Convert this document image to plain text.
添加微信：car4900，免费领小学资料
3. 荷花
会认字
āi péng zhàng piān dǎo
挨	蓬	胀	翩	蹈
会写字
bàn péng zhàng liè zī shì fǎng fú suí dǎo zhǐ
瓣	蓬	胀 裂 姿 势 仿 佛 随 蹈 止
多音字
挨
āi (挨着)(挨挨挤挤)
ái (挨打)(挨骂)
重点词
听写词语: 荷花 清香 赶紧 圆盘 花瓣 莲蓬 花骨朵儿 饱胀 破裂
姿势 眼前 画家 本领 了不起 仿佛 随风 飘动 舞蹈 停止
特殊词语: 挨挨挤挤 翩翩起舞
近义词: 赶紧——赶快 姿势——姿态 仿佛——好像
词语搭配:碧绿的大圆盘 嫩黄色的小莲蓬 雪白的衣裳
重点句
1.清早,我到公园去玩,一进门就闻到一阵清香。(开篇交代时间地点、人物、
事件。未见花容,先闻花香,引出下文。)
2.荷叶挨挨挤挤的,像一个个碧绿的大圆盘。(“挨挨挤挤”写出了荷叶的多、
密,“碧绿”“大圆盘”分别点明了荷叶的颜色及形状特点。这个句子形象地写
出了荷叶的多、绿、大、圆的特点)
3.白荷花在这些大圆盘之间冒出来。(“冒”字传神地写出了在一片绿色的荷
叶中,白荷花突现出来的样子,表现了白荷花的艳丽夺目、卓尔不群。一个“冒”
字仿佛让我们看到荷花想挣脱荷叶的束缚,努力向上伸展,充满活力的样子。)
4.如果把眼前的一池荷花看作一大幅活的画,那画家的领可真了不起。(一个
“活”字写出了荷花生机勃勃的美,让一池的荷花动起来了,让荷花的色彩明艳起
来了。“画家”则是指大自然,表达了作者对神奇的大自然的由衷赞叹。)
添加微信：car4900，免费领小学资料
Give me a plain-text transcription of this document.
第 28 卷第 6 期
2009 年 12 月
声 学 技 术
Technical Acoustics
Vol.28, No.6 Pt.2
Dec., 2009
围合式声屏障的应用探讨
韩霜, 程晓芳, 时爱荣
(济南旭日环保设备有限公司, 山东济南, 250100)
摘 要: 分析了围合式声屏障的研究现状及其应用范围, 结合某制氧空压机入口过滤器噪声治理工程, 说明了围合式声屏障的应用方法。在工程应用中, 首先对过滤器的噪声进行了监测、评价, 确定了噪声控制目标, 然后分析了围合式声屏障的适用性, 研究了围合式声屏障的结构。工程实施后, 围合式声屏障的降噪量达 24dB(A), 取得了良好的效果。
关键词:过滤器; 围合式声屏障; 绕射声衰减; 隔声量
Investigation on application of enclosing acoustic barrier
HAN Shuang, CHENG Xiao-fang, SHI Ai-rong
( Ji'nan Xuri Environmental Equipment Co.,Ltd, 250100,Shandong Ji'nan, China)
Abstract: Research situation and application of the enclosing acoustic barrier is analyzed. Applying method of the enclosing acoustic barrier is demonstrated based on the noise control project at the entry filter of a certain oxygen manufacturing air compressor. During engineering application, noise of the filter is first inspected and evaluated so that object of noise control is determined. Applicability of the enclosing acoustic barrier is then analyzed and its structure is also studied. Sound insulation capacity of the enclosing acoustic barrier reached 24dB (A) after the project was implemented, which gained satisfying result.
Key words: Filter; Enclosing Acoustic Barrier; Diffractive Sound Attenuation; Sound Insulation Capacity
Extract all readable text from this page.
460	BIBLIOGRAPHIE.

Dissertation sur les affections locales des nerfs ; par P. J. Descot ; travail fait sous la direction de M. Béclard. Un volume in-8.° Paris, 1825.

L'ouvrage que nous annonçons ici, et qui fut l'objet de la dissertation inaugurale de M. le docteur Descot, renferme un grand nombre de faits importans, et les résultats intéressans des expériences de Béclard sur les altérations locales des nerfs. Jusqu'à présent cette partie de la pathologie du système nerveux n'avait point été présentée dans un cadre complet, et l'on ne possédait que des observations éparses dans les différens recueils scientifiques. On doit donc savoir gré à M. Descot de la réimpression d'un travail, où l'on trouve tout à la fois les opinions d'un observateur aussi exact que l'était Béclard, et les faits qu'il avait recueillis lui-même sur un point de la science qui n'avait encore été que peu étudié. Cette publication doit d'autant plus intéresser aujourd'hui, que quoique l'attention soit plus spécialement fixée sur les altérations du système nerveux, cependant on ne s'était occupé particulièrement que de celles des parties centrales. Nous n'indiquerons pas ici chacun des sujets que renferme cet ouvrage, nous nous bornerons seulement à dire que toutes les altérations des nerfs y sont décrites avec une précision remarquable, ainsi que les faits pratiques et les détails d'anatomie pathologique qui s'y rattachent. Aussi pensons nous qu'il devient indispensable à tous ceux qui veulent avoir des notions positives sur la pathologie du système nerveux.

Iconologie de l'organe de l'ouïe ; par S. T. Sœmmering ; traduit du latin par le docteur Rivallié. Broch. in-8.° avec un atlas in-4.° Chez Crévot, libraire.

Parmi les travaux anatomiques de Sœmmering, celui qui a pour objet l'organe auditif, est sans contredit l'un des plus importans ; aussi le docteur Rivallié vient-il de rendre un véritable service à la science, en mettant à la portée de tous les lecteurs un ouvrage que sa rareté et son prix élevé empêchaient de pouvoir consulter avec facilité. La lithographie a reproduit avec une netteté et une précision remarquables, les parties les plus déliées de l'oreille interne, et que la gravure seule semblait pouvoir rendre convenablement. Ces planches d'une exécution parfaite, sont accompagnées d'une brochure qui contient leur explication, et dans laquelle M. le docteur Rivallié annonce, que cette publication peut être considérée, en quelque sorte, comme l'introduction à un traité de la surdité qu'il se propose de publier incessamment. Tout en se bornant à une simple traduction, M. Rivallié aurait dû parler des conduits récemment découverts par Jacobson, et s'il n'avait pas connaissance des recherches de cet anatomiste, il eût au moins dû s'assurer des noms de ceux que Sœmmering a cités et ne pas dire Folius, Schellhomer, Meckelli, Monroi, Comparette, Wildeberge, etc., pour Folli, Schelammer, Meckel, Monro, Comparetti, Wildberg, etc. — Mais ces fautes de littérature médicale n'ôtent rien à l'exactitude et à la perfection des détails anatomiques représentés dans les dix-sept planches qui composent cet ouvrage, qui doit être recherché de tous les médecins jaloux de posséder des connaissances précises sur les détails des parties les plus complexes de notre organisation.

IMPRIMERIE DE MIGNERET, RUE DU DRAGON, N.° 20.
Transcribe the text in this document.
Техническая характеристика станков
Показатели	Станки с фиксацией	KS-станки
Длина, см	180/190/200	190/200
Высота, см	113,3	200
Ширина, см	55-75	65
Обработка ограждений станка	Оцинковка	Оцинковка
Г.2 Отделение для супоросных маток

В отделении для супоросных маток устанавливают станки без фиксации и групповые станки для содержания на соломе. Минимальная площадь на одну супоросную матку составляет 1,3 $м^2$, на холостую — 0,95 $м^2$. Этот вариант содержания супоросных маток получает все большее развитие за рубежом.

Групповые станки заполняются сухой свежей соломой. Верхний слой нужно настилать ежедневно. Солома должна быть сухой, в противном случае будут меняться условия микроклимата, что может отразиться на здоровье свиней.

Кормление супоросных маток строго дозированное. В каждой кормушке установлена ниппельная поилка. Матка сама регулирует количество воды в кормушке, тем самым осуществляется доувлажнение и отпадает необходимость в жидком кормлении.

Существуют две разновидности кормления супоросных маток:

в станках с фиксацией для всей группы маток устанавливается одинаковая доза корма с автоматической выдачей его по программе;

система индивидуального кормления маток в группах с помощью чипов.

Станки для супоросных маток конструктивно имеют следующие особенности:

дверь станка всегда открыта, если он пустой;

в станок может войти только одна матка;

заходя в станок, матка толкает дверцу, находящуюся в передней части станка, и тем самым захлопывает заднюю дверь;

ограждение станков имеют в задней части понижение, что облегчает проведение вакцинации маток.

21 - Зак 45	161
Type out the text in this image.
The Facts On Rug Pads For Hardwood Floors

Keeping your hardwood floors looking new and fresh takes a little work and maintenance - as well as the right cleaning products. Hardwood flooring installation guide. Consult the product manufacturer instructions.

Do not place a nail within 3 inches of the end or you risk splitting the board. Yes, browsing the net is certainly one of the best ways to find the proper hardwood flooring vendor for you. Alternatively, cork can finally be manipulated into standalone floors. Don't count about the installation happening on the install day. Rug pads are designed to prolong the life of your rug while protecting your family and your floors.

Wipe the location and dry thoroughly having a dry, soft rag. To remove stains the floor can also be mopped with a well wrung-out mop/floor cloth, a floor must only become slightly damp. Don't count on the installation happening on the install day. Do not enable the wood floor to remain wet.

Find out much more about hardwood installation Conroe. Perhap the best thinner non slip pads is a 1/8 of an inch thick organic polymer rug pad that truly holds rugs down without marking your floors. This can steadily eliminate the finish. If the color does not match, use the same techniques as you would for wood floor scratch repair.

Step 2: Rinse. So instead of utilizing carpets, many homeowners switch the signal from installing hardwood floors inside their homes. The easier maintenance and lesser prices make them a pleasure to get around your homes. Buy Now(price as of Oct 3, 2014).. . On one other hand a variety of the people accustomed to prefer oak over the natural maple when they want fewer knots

● **SET EXERCISE**: Report how many lines of the listing hold the string "also", giving only the number.

● **FINAL ANSWER**: 2